*THE TASK*.
Skip the images and return the records below exactly.

*MATERIAL*.
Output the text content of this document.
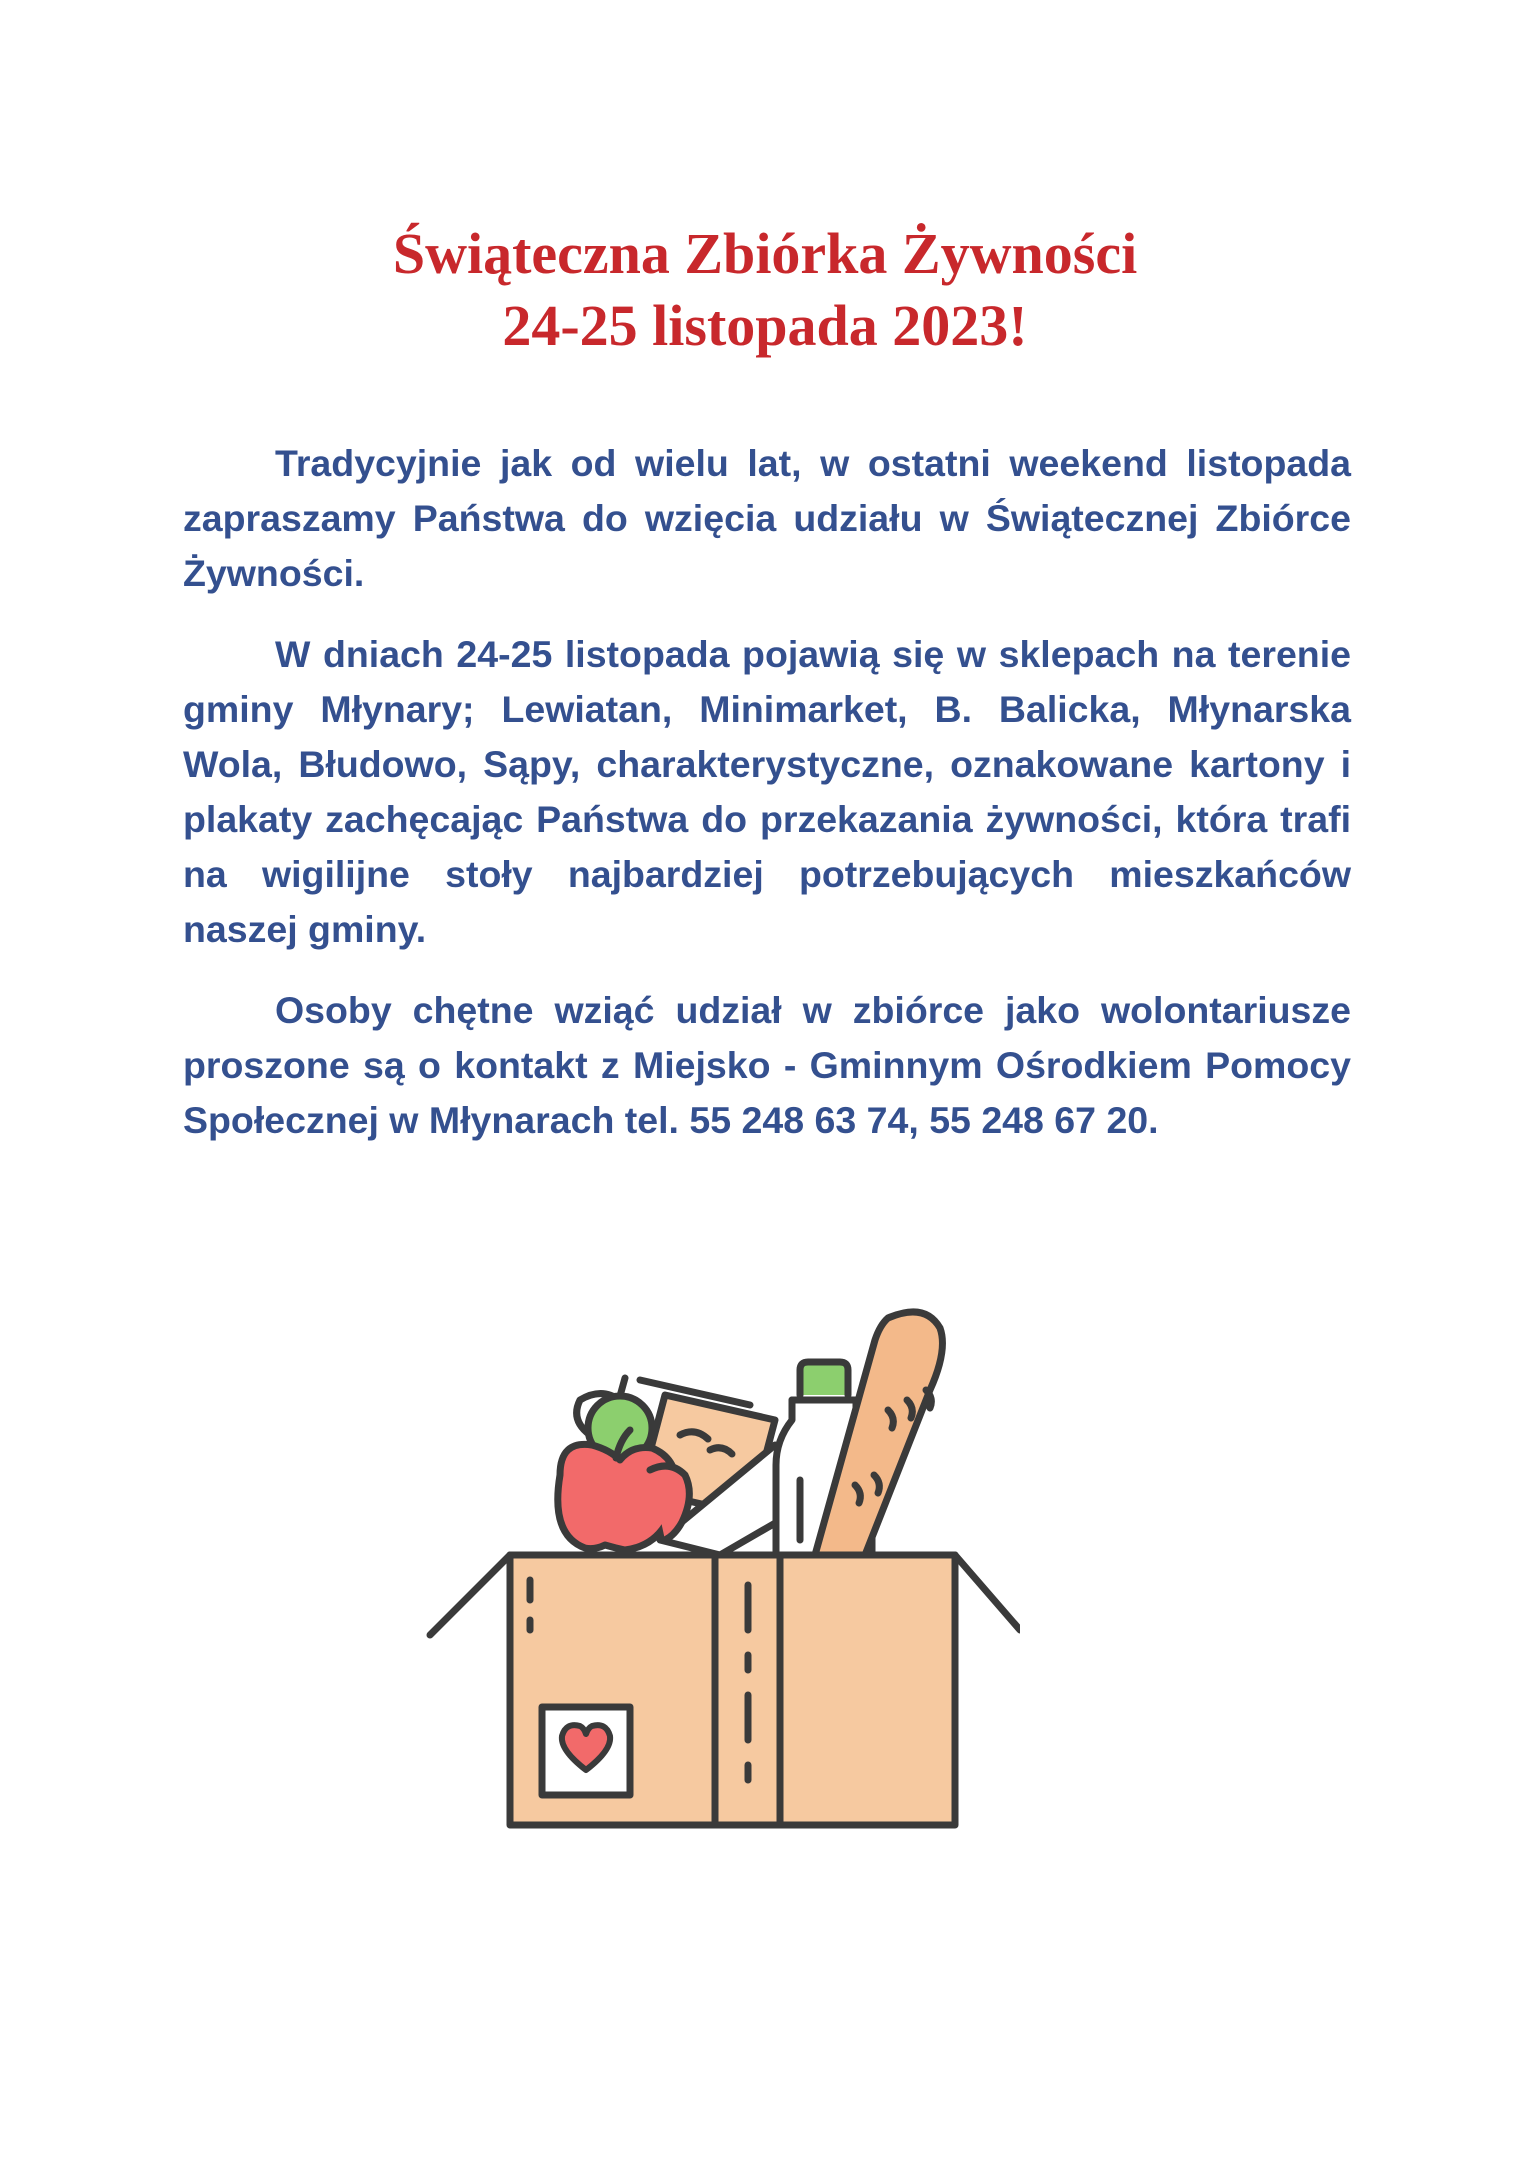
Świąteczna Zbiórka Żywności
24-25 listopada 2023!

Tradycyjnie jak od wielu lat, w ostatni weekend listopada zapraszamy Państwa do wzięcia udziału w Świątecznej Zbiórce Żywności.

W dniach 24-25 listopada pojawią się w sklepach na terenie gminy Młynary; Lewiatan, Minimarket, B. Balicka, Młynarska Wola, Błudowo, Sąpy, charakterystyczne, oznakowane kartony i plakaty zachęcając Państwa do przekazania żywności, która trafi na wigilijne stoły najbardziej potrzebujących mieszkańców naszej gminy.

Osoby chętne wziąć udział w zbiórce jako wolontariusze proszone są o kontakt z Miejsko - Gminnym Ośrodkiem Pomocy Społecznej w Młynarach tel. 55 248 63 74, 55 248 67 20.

*ANSWER TO THE TASK*.
Output the text content of this document.
Świąteczna Zbiórka Żywności
24-25 listopada 2023!

Tradycyjnie jak od wielu lat, w ostatni weekend listopada zapraszamy Państwa do wzięcia udziału w Świątecznej Zbiórce Żywności.

W dniach 24-25 listopada pojawią się w sklepach na terenie gminy Młynary; Lewiatan, Minimarket, B. Balicka, Młynarska Wola, Błudowo, Sąpy, charakterystyczne, oznakowane kartony i plakaty zachęcając Państwa do przekazania żywności, która trafi na wigilijne stoły najbardziej potrzebujących mieszkańców naszej gminy.

Osoby chętne wziąć udział w zbiórce jako wolontariusze proszone są o kontakt z Miejsko - Gminnym Ośrodkiem Pomocy Społecznej w Młynarach tel. 55 248 63 74, 55 248 67 20.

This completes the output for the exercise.